**Directions**
Reproduce all of the data exactly.

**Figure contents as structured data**
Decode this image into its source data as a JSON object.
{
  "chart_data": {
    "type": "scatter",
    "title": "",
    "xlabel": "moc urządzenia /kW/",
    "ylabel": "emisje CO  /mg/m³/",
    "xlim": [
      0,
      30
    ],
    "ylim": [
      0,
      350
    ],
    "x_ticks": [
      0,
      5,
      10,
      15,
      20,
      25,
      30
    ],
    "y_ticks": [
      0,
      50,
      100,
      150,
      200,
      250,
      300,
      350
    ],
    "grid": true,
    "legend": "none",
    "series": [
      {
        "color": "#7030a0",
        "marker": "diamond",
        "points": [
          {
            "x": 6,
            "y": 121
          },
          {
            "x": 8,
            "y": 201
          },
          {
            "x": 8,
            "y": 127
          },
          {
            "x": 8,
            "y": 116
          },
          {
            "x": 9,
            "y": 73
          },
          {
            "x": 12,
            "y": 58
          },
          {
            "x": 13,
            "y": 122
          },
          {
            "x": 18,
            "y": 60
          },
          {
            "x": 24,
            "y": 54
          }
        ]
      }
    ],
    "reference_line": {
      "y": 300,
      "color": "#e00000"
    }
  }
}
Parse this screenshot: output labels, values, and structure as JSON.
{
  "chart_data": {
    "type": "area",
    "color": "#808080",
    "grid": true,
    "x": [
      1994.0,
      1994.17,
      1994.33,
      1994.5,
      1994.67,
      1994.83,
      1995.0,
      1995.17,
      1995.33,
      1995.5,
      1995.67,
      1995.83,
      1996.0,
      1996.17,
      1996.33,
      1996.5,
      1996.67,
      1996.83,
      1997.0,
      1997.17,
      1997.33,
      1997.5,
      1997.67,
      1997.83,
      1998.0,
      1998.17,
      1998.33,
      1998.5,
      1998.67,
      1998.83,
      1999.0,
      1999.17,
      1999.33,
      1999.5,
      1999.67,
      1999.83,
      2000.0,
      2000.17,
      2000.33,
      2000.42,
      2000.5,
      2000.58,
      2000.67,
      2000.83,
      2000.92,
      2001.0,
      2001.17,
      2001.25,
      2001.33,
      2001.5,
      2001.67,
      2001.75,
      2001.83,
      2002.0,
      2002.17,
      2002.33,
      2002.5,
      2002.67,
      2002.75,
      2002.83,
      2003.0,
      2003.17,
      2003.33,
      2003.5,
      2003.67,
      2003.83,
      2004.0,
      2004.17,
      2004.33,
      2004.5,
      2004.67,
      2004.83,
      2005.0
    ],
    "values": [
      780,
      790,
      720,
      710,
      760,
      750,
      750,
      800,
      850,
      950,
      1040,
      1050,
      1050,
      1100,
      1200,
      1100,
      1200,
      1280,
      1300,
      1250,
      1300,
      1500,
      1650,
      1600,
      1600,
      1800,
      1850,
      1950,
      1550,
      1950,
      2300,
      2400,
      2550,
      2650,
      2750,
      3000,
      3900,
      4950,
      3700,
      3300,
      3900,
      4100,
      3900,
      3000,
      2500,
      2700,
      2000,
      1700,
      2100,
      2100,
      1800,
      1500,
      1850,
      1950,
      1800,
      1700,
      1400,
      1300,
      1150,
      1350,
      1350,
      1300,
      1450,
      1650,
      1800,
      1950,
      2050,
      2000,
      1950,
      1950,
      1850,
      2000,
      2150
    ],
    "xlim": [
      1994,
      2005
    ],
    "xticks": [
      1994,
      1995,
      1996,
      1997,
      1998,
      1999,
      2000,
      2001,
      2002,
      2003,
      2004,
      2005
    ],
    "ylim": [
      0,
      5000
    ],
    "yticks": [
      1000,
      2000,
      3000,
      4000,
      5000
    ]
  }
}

**Task response**
Decode this image into its source data as a JSON object.
{
  "chart_data": {
    "type": "scatter",
    "title": "",
    "xlabel": "moc urządzenia /kW/",
    "ylabel": "emisje CO  /mg/m³/",
    "xlim": [
      0,
      30
    ],
    "ylim": [
      0,
      350
    ],
    "x_ticks": [
      0,
      5,
      10,
      15,
      20,
      25,
      30
    ],
    "y_ticks": [
      0,
      50,
      100,
      150,
      200,
      250,
      300,
      350
    ],
    "grid": true,
    "legend": "none",
    "series": [
      {
        "color": "#7030a0",
        "marker": "diamond",
        "points": [
          {
            "x": 6,
            "y": 121
          },
          {
            "x": 8,
            "y": 201
          },
          {
            "x": 8,
            "y": 127
          },
          {
            "x": 8,
            "y": 116
          },
          {
            "x": 9,
            "y": 73
          },
          {
            "x": 12,
            "y": 58
          },
          {
            "x": 13,
            "y": 122
          },
          {
            "x": 18,
            "y": 60
          },
          {
            "x": 24,
            "y": 54
          }
        ]
      }
    ],
    "reference_line": {
      "y": 300,
      "color": "#e00000"
    }
  }
}
Parse this screenshot: output labels, values, and structure as JSON.
{
  "chart_data": {
    "type": "area",
    "color": "#808080",
    "grid": true,
    "x": [
      1994.0,
      1994.17,
      1994.33,
      1994.5,
      1994.67,
      1994.83,
      1995.0,
      1995.17,
      1995.33,
      1995.5,
      1995.67,
      1995.83,
      1996.0,
      1996.17,
      1996.33,
      1996.5,
      1996.67,
      1996.83,
      1997.0,
      1997.17,
      1997.33,
      1997.5,
      1997.67,
      1997.83,
      1998.0,
      1998.17,
      1998.33,
      1998.5,
      1998.67,
      1998.83,
      1999.0,
      1999.17,
      1999.33,
      1999.5,
      1999.67,
      1999.83,
      2000.0,
      2000.17,
      2000.33,
      2000.42,
      2000.5,
      2000.58,
      2000.67,
      2000.83,
      2000.92,
      2001.0,
      2001.17,
      2001.25,
      2001.33,
      2001.5,
      2001.67,
      2001.75,
      2001.83,
      2002.0,
      2002.17,
      2002.33,
      2002.5,
      2002.67,
      2002.75,
      2002.83,
      2003.0,
      2003.17,
      2003.33,
      2003.5,
      2003.67,
      2003.83,
      2004.0,
      2004.17,
      2004.33,
      2004.5,
      2004.67,
      2004.83,
      2005.0
    ],
    "values": [
      780,
      790,
      720,
      710,
      760,
      750,
      750,
      800,
      850,
      950,
      1040,
      1050,
      1050,
      1100,
      1200,
      1100,
      1200,
      1280,
      1300,
      1250,
      1300,
      1500,
      1650,
      1600,
      1600,
      1800,
      1850,
      1950,
      1550,
      1950,
      2300,
      2400,
      2550,
      2650,
      2750,
      3000,
      3900,
      4950,
      3700,
      3300,
      3900,
      4100,
      3900,
      3000,
      2500,
      2700,
      2000,
      1700,
      2100,
      2100,
      1800,
      1500,
      1850,
      1950,
      1800,
      1700,
      1400,
      1300,
      1150,
      1350,
      1350,
      1300,
      1450,
      1650,
      1800,
      1950,
      2050,
      2000,
      1950,
      1950,
      1850,
      2000,
      2150
    ],
    "xlim": [
      1994,
      2005
    ],
    "xticks": [
      1994,
      1995,
      1996,
      1997,
      1998,
      1999,
      2000,
      2001,
      2002,
      2003,
      2004,
      2005
    ],
    "ylim": [
      0,
      5000
    ],
    "yticks": [
      1000,
      2000,
      3000,
      4000,
      5000
    ]
  }
}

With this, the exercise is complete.